Work to complete. Leave out the pictures and copy every record exactly.

______

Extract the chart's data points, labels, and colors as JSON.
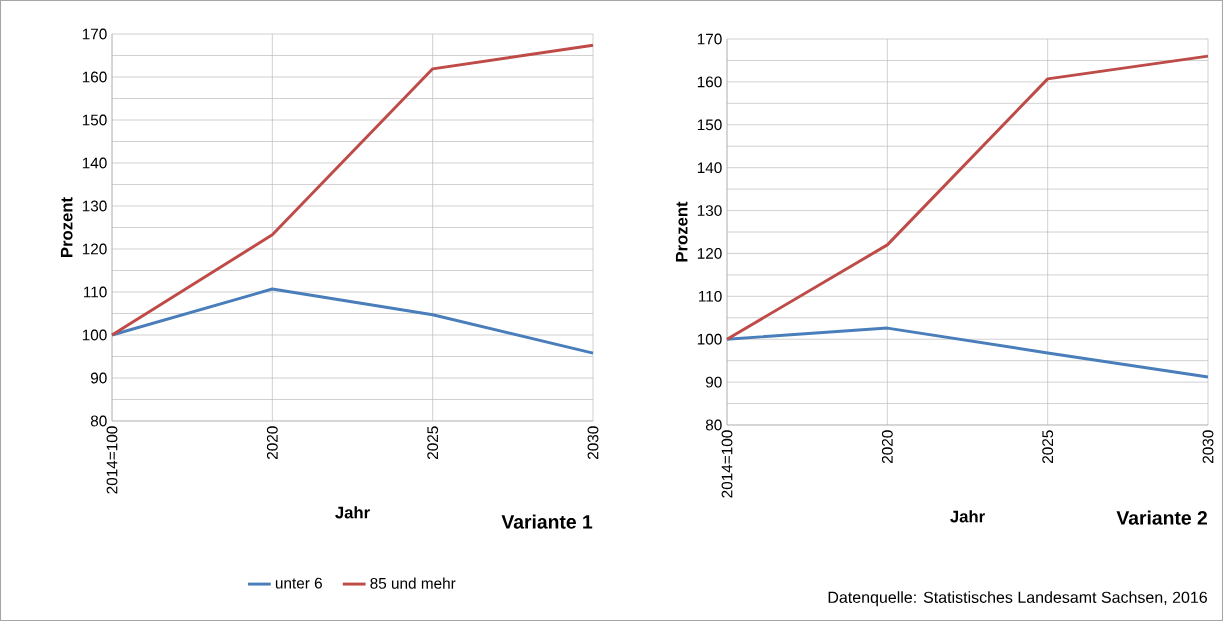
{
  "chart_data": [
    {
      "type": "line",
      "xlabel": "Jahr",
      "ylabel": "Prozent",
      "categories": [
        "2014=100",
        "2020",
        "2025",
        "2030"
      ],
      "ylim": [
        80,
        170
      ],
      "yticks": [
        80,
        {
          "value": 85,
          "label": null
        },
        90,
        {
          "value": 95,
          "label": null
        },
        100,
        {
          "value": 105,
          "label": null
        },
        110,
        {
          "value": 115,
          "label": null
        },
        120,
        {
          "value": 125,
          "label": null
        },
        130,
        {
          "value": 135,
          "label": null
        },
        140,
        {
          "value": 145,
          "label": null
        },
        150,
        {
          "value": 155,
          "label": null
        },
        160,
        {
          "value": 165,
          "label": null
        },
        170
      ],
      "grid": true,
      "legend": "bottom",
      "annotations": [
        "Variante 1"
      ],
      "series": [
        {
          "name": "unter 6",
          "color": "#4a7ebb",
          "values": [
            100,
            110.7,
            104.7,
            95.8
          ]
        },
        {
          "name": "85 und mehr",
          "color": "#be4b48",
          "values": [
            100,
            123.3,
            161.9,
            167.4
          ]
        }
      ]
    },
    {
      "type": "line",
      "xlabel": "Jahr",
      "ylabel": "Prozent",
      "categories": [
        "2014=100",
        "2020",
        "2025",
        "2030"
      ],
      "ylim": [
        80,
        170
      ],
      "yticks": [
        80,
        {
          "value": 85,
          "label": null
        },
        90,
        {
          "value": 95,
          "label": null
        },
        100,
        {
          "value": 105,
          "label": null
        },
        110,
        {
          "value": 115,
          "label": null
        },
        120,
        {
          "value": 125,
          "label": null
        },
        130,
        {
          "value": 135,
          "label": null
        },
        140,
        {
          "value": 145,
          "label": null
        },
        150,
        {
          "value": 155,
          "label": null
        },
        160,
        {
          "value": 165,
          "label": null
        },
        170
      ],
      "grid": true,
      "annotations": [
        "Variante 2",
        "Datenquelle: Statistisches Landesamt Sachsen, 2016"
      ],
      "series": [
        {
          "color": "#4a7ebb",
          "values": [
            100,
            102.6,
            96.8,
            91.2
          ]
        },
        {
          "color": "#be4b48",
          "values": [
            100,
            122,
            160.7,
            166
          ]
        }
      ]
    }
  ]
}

______

Correct answer.
Extract the chart's data points, labels, and colors as JSON.
{
  "chart_data": [
    {
      "type": "line",
      "xlabel": "Jahr",
      "ylabel": "Prozent",
      "categories": [
        "2014=100",
        "2020",
        "2025",
        "2030"
      ],
      "ylim": [
        80,
        170
      ],
      "yticks": [
        80,
        {
          "value": 85,
          "label": null
        },
        90,
        {
          "value": 95,
          "label": null
        },
        100,
        {
          "value": 105,
          "label": null
        },
        110,
        {
          "value": 115,
          "label": null
        },
        120,
        {
          "value": 125,
          "label": null
        },
        130,
        {
          "value": 135,
          "label": null
        },
        140,
        {
          "value": 145,
          "label": null
        },
        150,
        {
          "value": 155,
          "label": null
        },
        160,
        {
          "value": 165,
          "label": null
        },
        170
      ],
      "grid": true,
      "legend": "bottom",
      "annotations": [
        "Variante 1"
      ],
      "series": [
        {
          "name": "unter 6",
          "color": "#4a7ebb",
          "values": [
            100,
            110.7,
            104.7,
            95.8
          ]
        },
        {
          "name": "85 und mehr",
          "color": "#be4b48",
          "values": [
            100,
            123.3,
            161.9,
            167.4
          ]
        }
      ]
    },
    {
      "type": "line",
      "xlabel": "Jahr",
      "ylabel": "Prozent",
      "categories": [
        "2014=100",
        "2020",
        "2025",
        "2030"
      ],
      "ylim": [
        80,
        170
      ],
      "yticks": [
        80,
        {
          "value": 85,
          "label": null
        },
        90,
        {
          "value": 95,
          "label": null
        },
        100,
        {
          "value": 105,
          "label": null
        },
        110,
        {
          "value": 115,
          "label": null
        },
        120,
        {
          "value": 125,
          "label": null
        },
        130,
        {
          "value": 135,
          "label": null
        },
        140,
        {
          "value": 145,
          "label": null
        },
        150,
        {
          "value": 155,
          "label": null
        },
        160,
        {
          "value": 165,
          "label": null
        },
        170
      ],
      "grid": true,
      "annotations": [
        "Variante 2",
        "Datenquelle: Statistisches Landesamt Sachsen, 2016"
      ],
      "series": [
        {
          "color": "#4a7ebb",
          "values": [
            100,
            102.6,
            96.8,
            91.2
          ]
        },
        {
          "color": "#be4b48",
          "values": [
            100,
            122,
            160.7,
            166
          ]
        }
      ]
    }
  ]
}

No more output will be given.